= Written exercise =
Would you return the complete listing below word for word?

* * * *

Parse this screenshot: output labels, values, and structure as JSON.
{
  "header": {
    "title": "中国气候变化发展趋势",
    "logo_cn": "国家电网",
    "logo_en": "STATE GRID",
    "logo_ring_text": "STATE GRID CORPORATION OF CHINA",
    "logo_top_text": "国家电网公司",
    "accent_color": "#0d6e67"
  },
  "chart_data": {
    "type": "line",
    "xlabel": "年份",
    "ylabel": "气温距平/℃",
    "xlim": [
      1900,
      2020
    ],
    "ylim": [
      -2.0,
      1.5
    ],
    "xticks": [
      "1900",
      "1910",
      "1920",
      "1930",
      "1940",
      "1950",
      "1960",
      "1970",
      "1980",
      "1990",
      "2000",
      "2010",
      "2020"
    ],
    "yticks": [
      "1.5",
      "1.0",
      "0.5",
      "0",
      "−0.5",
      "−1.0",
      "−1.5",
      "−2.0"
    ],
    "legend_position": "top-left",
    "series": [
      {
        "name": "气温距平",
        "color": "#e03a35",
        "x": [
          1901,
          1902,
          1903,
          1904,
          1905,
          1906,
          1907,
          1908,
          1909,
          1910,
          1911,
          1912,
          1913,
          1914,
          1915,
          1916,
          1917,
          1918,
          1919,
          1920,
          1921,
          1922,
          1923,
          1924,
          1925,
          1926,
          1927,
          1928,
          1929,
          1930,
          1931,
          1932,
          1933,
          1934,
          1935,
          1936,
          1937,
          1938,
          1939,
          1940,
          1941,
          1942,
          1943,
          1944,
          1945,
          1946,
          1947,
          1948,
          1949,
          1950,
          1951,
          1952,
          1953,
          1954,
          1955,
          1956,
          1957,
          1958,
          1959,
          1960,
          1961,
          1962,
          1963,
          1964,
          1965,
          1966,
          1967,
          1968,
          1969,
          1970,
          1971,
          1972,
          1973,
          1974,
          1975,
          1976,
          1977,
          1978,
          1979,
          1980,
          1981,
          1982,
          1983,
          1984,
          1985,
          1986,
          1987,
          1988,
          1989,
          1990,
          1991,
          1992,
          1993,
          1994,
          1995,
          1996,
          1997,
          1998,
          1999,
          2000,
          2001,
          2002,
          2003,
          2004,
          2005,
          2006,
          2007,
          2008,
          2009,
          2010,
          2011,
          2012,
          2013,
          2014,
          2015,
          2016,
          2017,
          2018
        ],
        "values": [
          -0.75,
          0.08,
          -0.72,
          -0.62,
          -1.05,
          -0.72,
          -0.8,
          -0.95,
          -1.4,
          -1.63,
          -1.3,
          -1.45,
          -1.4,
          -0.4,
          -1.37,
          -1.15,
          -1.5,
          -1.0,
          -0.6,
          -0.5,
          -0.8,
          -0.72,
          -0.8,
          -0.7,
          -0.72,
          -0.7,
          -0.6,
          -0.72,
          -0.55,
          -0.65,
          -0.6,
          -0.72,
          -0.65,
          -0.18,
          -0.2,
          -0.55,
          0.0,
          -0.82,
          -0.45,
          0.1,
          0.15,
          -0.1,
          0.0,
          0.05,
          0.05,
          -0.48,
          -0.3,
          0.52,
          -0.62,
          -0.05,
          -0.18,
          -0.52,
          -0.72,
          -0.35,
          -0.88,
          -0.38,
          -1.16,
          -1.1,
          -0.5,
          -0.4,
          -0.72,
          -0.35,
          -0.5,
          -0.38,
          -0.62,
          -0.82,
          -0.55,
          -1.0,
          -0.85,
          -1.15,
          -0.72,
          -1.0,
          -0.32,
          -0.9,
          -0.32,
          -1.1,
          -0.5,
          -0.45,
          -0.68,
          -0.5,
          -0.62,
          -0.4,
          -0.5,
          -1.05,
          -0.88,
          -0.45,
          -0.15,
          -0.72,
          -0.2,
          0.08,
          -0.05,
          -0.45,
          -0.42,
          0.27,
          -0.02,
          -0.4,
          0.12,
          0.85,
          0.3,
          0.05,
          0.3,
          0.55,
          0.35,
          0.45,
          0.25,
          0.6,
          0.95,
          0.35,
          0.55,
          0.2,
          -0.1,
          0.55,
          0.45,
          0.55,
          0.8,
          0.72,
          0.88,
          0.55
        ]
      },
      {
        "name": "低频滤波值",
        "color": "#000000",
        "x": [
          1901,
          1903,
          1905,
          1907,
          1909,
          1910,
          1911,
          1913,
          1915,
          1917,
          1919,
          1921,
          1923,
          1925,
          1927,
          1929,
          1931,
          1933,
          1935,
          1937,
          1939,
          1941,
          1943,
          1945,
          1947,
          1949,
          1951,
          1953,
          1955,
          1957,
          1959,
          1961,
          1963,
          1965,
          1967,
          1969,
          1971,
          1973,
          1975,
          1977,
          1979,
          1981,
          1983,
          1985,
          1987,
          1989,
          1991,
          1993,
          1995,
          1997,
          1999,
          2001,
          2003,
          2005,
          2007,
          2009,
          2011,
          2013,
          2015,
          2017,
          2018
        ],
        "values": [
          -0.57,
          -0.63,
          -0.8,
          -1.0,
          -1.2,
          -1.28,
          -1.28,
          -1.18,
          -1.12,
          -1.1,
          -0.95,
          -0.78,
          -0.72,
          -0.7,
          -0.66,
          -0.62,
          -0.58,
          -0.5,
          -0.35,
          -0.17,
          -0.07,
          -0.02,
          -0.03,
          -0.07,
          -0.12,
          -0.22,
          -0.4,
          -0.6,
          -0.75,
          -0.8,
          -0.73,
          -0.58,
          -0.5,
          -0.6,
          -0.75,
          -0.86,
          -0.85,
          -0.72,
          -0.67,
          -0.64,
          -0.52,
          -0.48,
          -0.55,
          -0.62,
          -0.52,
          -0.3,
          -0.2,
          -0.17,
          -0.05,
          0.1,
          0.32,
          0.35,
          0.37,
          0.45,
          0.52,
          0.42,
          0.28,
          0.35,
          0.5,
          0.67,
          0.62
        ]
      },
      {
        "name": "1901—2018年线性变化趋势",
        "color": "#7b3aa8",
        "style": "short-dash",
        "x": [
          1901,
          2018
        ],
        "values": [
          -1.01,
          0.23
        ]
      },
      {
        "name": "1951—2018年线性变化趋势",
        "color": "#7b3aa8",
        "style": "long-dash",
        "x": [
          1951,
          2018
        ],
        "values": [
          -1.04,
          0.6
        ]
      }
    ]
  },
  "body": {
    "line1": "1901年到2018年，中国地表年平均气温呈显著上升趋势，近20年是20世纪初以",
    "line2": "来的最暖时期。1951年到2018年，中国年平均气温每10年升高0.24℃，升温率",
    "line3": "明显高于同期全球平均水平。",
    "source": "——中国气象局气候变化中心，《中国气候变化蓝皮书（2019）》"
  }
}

* * * *

= Solution to the exercise =
Parse this screenshot: output labels, values, and structure as JSON.
{
  "header": {
    "title": "中国气候变化发展趋势",
    "logo_cn": "国家电网",
    "logo_en": "STATE GRID",
    "logo_ring_text": "STATE GRID CORPORATION OF CHINA",
    "logo_top_text": "国家电网公司",
    "accent_color": "#0d6e67"
  },
  "chart_data": {
    "type": "line",
    "xlabel": "年份",
    "ylabel": "气温距平/℃",
    "xlim": [
      1900,
      2020
    ],
    "ylim": [
      -2.0,
      1.5
    ],
    "xticks": [
      "1900",
      "1910",
      "1920",
      "1930",
      "1940",
      "1950",
      "1960",
      "1970",
      "1980",
      "1990",
      "2000",
      "2010",
      "2020"
    ],
    "yticks": [
      "1.5",
      "1.0",
      "0.5",
      "0",
      "−0.5",
      "−1.0",
      "−1.5",
      "−2.0"
    ],
    "legend_position": "top-left",
    "series": [
      {
        "name": "气温距平",
        "color": "#e03a35",
        "x": [
          1901,
          1902,
          1903,
          1904,
          1905,
          1906,
          1907,
          1908,
          1909,
          1910,
          1911,
          1912,
          1913,
          1914,
          1915,
          1916,
          1917,
          1918,
          1919,
          1920,
          1921,
          1922,
          1923,
          1924,
          1925,
          1926,
          1927,
          1928,
          1929,
          1930,
          1931,
          1932,
          1933,
          1934,
          1935,
          1936,
          1937,
          1938,
          1939,
          1940,
          1941,
          1942,
          1943,
          1944,
          1945,
          1946,
          1947,
          1948,
          1949,
          1950,
          1951,
          1952,
          1953,
          1954,
          1955,
          1956,
          1957,
          1958,
          1959,
          1960,
          1961,
          1962,
          1963,
          1964,
          1965,
          1966,
          1967,
          1968,
          1969,
          1970,
          1971,
          1972,
          1973,
          1974,
          1975,
          1976,
          1977,
          1978,
          1979,
          1980,
          1981,
          1982,
          1983,
          1984,
          1985,
          1986,
          1987,
          1988,
          1989,
          1990,
          1991,
          1992,
          1993,
          1994,
          1995,
          1996,
          1997,
          1998,
          1999,
          2000,
          2001,
          2002,
          2003,
          2004,
          2005,
          2006,
          2007,
          2008,
          2009,
          2010,
          2011,
          2012,
          2013,
          2014,
          2015,
          2016,
          2017,
          2018
        ],
        "values": [
          -0.75,
          0.08,
          -0.72,
          -0.62,
          -1.05,
          -0.72,
          -0.8,
          -0.95,
          -1.4,
          -1.63,
          -1.3,
          -1.45,
          -1.4,
          -0.4,
          -1.37,
          -1.15,
          -1.5,
          -1.0,
          -0.6,
          -0.5,
          -0.8,
          -0.72,
          -0.8,
          -0.7,
          -0.72,
          -0.7,
          -0.6,
          -0.72,
          -0.55,
          -0.65,
          -0.6,
          -0.72,
          -0.65,
          -0.18,
          -0.2,
          -0.55,
          0.0,
          -0.82,
          -0.45,
          0.1,
          0.15,
          -0.1,
          0.0,
          0.05,
          0.05,
          -0.48,
          -0.3,
          0.52,
          -0.62,
          -0.05,
          -0.18,
          -0.52,
          -0.72,
          -0.35,
          -0.88,
          -0.38,
          -1.16,
          -1.1,
          -0.5,
          -0.4,
          -0.72,
          -0.35,
          -0.5,
          -0.38,
          -0.62,
          -0.82,
          -0.55,
          -1.0,
          -0.85,
          -1.15,
          -0.72,
          -1.0,
          -0.32,
          -0.9,
          -0.32,
          -1.1,
          -0.5,
          -0.45,
          -0.68,
          -0.5,
          -0.62,
          -0.4,
          -0.5,
          -1.05,
          -0.88,
          -0.45,
          -0.15,
          -0.72,
          -0.2,
          0.08,
          -0.05,
          -0.45,
          -0.42,
          0.27,
          -0.02,
          -0.4,
          0.12,
          0.85,
          0.3,
          0.05,
          0.3,
          0.55,
          0.35,
          0.45,
          0.25,
          0.6,
          0.95,
          0.35,
          0.55,
          0.2,
          -0.1,
          0.55,
          0.45,
          0.55,
          0.8,
          0.72,
          0.88,
          0.55
        ]
      },
      {
        "name": "低频滤波值",
        "color": "#000000",
        "x": [
          1901,
          1903,
          1905,
          1907,
          1909,
          1910,
          1911,
          1913,
          1915,
          1917,
          1919,
          1921,
          1923,
          1925,
          1927,
          1929,
          1931,
          1933,
          1935,
          1937,
          1939,
          1941,
          1943,
          1945,
          1947,
          1949,
          1951,
          1953,
          1955,
          1957,
          1959,
          1961,
          1963,
          1965,
          1967,
          1969,
          1971,
          1973,
          1975,
          1977,
          1979,
          1981,
          1983,
          1985,
          1987,
          1989,
          1991,
          1993,
          1995,
          1997,
          1999,
          2001,
          2003,
          2005,
          2007,
          2009,
          2011,
          2013,
          2015,
          2017,
          2018
        ],
        "values": [
          -0.57,
          -0.63,
          -0.8,
          -1.0,
          -1.2,
          -1.28,
          -1.28,
          -1.18,
          -1.12,
          -1.1,
          -0.95,
          -0.78,
          -0.72,
          -0.7,
          -0.66,
          -0.62,
          -0.58,
          -0.5,
          -0.35,
          -0.17,
          -0.07,
          -0.02,
          -0.03,
          -0.07,
          -0.12,
          -0.22,
          -0.4,
          -0.6,
          -0.75,
          -0.8,
          -0.73,
          -0.58,
          -0.5,
          -0.6,
          -0.75,
          -0.86,
          -0.85,
          -0.72,
          -0.67,
          -0.64,
          -0.52,
          -0.48,
          -0.55,
          -0.62,
          -0.52,
          -0.3,
          -0.2,
          -0.17,
          -0.05,
          0.1,
          0.32,
          0.35,
          0.37,
          0.45,
          0.52,
          0.42,
          0.28,
          0.35,
          0.5,
          0.67,
          0.62
        ]
      },
      {
        "name": "1901—2018年线性变化趋势",
        "color": "#7b3aa8",
        "style": "short-dash",
        "x": [
          1901,
          2018
        ],
        "values": [
          -1.01,
          0.23
        ]
      },
      {
        "name": "1951—2018年线性变化趋势",
        "color": "#7b3aa8",
        "style": "long-dash",
        "x": [
          1951,
          2018
        ],
        "values": [
          -1.04,
          0.6
        ]
      }
    ]
  },
  "body": {
    "line1": "1901年到2018年，中国地表年平均气温呈显著上升趋势，近20年是20世纪初以",
    "line2": "来的最暖时期。1951年到2018年，中国年平均气温每10年升高0.24℃，升温率",
    "line3": "明显高于同期全球平均水平。",
    "source": "——中国气象局气候变化中心，《中国气候变化蓝皮书（2019）》"
  }
}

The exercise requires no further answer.